* Start EXERCISE DATA *

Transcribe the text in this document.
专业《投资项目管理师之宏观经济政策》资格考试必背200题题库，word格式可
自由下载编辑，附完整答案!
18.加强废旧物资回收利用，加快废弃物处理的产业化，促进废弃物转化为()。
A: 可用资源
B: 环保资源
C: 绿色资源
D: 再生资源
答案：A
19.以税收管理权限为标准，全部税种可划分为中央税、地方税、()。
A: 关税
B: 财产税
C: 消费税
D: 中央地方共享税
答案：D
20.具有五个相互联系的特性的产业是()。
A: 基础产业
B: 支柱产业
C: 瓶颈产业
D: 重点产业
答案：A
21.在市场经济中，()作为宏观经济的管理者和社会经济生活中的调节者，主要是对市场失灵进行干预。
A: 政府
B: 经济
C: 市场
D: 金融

* End EXERCISE DATA *

**PROBLEM DESCRIPTION**
Copy each line of the data above without altering a single character.

**WRITTEN ANSWER**
Transcribe the text in this document.
专业《投资项目管理师之宏观经济政策》资格考试必背200题题库，word格式可
自由下载编辑，附完整答案!
18.加强废旧物资回收利用，加快废弃物处理的产业化，促进废弃物转化为()。
A: 可用资源
B: 环保资源
C: 绿色资源
D: 再生资源
答案：A
19.以税收管理权限为标准，全部税种可划分为中央税、地方税、()。
A: 关税
B: 财产税
C: 消费税
D: 中央地方共享税
答案：D
20.具有五个相互联系的特性的产业是()。
A: 基础产业
B: 支柱产业
C: 瓶颈产业
D: 重点产业
答案：A
21.在市场经济中，()作为宏观经济的管理者和社会经济生活中的调节者，主要是对市场失灵进行干预。
A: 政府
B: 经济
C: 市场
D: 金融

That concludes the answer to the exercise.